- Given task -
Retype the complete listing exactly as it appears.

Dataset rows about figures
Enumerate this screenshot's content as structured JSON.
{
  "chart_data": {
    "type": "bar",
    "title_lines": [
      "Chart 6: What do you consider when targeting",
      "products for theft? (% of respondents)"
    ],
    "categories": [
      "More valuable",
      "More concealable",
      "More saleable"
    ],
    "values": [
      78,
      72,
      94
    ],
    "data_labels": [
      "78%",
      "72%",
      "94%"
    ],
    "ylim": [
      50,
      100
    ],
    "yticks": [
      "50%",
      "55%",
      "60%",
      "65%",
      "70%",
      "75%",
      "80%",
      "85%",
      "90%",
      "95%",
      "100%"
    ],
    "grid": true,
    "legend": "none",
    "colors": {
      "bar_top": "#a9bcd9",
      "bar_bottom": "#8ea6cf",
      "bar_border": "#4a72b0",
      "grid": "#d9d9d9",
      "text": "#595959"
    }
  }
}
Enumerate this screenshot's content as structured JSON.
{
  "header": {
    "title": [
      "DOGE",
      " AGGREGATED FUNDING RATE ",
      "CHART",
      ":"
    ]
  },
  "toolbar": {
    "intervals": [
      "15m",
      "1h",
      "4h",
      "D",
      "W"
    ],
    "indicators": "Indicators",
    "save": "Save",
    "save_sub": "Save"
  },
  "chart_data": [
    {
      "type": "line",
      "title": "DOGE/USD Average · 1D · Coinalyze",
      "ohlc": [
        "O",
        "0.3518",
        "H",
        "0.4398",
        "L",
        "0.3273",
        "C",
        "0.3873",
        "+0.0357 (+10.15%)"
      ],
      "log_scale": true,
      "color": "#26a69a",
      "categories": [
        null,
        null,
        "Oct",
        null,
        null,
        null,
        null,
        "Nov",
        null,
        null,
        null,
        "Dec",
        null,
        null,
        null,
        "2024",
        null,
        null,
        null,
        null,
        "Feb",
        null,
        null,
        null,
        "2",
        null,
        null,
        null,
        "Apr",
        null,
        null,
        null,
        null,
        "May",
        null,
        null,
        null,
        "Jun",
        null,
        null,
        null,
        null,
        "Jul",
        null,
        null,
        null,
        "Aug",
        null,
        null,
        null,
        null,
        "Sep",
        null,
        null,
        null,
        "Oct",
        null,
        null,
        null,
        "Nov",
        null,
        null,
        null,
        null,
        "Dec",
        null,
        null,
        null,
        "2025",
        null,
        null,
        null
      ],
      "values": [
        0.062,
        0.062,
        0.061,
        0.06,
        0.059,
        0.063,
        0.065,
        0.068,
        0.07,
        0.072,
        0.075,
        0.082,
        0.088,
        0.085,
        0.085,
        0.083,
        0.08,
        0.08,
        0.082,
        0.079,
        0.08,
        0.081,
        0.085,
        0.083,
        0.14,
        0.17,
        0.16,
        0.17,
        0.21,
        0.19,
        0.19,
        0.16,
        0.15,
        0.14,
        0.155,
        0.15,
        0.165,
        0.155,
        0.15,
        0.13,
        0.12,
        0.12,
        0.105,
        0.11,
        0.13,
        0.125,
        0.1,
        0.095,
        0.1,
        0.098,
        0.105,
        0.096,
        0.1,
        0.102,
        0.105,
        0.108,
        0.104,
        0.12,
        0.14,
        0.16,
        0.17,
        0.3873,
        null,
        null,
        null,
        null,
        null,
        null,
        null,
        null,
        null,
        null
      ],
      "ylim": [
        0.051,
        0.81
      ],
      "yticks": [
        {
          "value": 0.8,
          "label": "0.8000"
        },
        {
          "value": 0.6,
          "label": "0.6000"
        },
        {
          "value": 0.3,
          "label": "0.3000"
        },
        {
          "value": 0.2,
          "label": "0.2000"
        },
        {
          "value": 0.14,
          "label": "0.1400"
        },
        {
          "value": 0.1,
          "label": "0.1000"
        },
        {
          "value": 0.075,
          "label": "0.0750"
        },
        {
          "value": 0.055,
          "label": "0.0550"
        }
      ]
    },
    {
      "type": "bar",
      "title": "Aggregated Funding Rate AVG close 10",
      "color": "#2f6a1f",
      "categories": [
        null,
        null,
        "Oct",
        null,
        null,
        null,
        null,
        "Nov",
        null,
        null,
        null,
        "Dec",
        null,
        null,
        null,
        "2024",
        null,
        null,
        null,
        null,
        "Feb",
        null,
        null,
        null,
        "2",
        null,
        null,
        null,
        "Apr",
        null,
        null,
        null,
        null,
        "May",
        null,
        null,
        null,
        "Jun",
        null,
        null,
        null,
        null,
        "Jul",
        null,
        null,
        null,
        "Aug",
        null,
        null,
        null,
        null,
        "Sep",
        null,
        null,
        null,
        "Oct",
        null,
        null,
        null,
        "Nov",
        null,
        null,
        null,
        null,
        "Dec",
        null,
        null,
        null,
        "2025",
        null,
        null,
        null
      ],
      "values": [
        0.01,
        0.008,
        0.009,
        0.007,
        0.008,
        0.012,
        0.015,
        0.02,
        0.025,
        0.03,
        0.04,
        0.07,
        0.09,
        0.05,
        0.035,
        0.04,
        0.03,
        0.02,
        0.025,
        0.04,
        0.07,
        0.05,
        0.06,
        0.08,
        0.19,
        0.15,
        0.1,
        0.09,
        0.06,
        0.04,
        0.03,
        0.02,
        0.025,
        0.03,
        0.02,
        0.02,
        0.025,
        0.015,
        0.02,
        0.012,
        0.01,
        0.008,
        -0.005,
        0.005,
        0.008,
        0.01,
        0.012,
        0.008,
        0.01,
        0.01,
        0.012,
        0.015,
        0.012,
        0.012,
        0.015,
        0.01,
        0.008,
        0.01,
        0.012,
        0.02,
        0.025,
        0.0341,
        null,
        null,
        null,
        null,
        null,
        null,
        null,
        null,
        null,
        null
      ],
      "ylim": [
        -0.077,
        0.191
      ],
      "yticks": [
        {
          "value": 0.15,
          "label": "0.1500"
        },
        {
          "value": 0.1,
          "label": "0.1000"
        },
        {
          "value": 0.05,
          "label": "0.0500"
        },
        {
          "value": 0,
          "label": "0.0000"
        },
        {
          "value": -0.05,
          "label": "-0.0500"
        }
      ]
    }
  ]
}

- Correct answer -
Enumerate this screenshot's content as structured JSON.
{
  "chart_data": {
    "type": "bar",
    "title_lines": [
      "Chart 6: What do you consider when targeting",
      "products for theft? (% of respondents)"
    ],
    "categories": [
      "More valuable",
      "More concealable",
      "More saleable"
    ],
    "values": [
      78,
      72,
      94
    ],
    "data_labels": [
      "78%",
      "72%",
      "94%"
    ],
    "ylim": [
      50,
      100
    ],
    "yticks": [
      "50%",
      "55%",
      "60%",
      "65%",
      "70%",
      "75%",
      "80%",
      "85%",
      "90%",
      "95%",
      "100%"
    ],
    "grid": true,
    "legend": "none",
    "colors": {
      "bar_top": "#a9bcd9",
      "bar_bottom": "#8ea6cf",
      "bar_border": "#4a72b0",
      "grid": "#d9d9d9",
      "text": "#595959"
    }
  }
}
Enumerate this screenshot's content as structured JSON.
{
  "header": {
    "title": [
      "DOGE",
      " AGGREGATED FUNDING RATE ",
      "CHART",
      ":"
    ]
  },
  "toolbar": {
    "intervals": [
      "15m",
      "1h",
      "4h",
      "D",
      "W"
    ],
    "indicators": "Indicators",
    "save": "Save",
    "save_sub": "Save"
  },
  "chart_data": [
    {
      "type": "line",
      "title": "DOGE/USD Average · 1D · Coinalyze",
      "ohlc": [
        "O",
        "0.3518",
        "H",
        "0.4398",
        "L",
        "0.3273",
        "C",
        "0.3873",
        "+0.0357 (+10.15%)"
      ],
      "log_scale": true,
      "color": "#26a69a",
      "categories": [
        null,
        null,
        "Oct",
        null,
        null,
        null,
        null,
        "Nov",
        null,
        null,
        null,
        "Dec",
        null,
        null,
        null,
        "2024",
        null,
        null,
        null,
        null,
        "Feb",
        null,
        null,
        null,
        "2",
        null,
        null,
        null,
        "Apr",
        null,
        null,
        null,
        null,
        "May",
        null,
        null,
        null,
        "Jun",
        null,
        null,
        null,
        null,
        "Jul",
        null,
        null,
        null,
        "Aug",
        null,
        null,
        null,
        null,
        "Sep",
        null,
        null,
        null,
        "Oct",
        null,
        null,
        null,
        "Nov",
        null,
        null,
        null,
        null,
        "Dec",
        null,
        null,
        null,
        "2025",
        null,
        null,
        null
      ],
      "values": [
        0.062,
        0.062,
        0.061,
        0.06,
        0.059,
        0.063,
        0.065,
        0.068,
        0.07,
        0.072,
        0.075,
        0.082,
        0.088,
        0.085,
        0.085,
        0.083,
        0.08,
        0.08,
        0.082,
        0.079,
        0.08,
        0.081,
        0.085,
        0.083,
        0.14,
        0.17,
        0.16,
        0.17,
        0.21,
        0.19,
        0.19,
        0.16,
        0.15,
        0.14,
        0.155,
        0.15,
        0.165,
        0.155,
        0.15,
        0.13,
        0.12,
        0.12,
        0.105,
        0.11,
        0.13,
        0.125,
        0.1,
        0.095,
        0.1,
        0.098,
        0.105,
        0.096,
        0.1,
        0.102,
        0.105,
        0.108,
        0.104,
        0.12,
        0.14,
        0.16,
        0.17,
        0.3873,
        null,
        null,
        null,
        null,
        null,
        null,
        null,
        null,
        null,
        null
      ],
      "ylim": [
        0.051,
        0.81
      ],
      "yticks": [
        {
          "value": 0.8,
          "label": "0.8000"
        },
        {
          "value": 0.6,
          "label": "0.6000"
        },
        {
          "value": 0.3,
          "label": "0.3000"
        },
        {
          "value": 0.2,
          "label": "0.2000"
        },
        {
          "value": 0.14,
          "label": "0.1400"
        },
        {
          "value": 0.1,
          "label": "0.1000"
        },
        {
          "value": 0.075,
          "label": "0.0750"
        },
        {
          "value": 0.055,
          "label": "0.0550"
        }
      ]
    },
    {
      "type": "bar",
      "title": "Aggregated Funding Rate AVG close 10",
      "color": "#2f6a1f",
      "categories": [
        null,
        null,
        "Oct",
        null,
        null,
        null,
        null,
        "Nov",
        null,
        null,
        null,
        "Dec",
        null,
        null,
        null,
        "2024",
        null,
        null,
        null,
        null,
        "Feb",
        null,
        null,
        null,
        "2",
        null,
        null,
        null,
        "Apr",
        null,
        null,
        null,
        null,
        "May",
        null,
        null,
        null,
        "Jun",
        null,
        null,
        null,
        null,
        "Jul",
        null,
        null,
        null,
        "Aug",
        null,
        null,
        null,
        null,
        "Sep",
        null,
        null,
        null,
        "Oct",
        null,
        null,
        null,
        "Nov",
        null,
        null,
        null,
        null,
        "Dec",
        null,
        null,
        null,
        "2025",
        null,
        null,
        null
      ],
      "values": [
        0.01,
        0.008,
        0.009,
        0.007,
        0.008,
        0.012,
        0.015,
        0.02,
        0.025,
        0.03,
        0.04,
        0.07,
        0.09,
        0.05,
        0.035,
        0.04,
        0.03,
        0.02,
        0.025,
        0.04,
        0.07,
        0.05,
        0.06,
        0.08,
        0.19,
        0.15,
        0.1,
        0.09,
        0.06,
        0.04,
        0.03,
        0.02,
        0.025,
        0.03,
        0.02,
        0.02,
        0.025,
        0.015,
        0.02,
        0.012,
        0.01,
        0.008,
        -0.005,
        0.005,
        0.008,
        0.01,
        0.012,
        0.008,
        0.01,
        0.01,
        0.012,
        0.015,
        0.012,
        0.012,
        0.015,
        0.01,
        0.008,
        0.01,
        0.012,
        0.02,
        0.025,
        0.0341,
        null,
        null,
        null,
        null,
        null,
        null,
        null,
        null,
        null,
        null
      ],
      "ylim": [
        -0.077,
        0.191
      ],
      "yticks": [
        {
          "value": 0.15,
          "label": "0.1500"
        },
        {
          "value": 0.1,
          "label": "0.1000"
        },
        {
          "value": 0.05,
          "label": "0.0500"
        },
        {
          "value": 0,
          "label": "0.0000"
        },
        {
          "value": -0.05,
          "label": "-0.0500"
        }
      ]
    }
  ]
}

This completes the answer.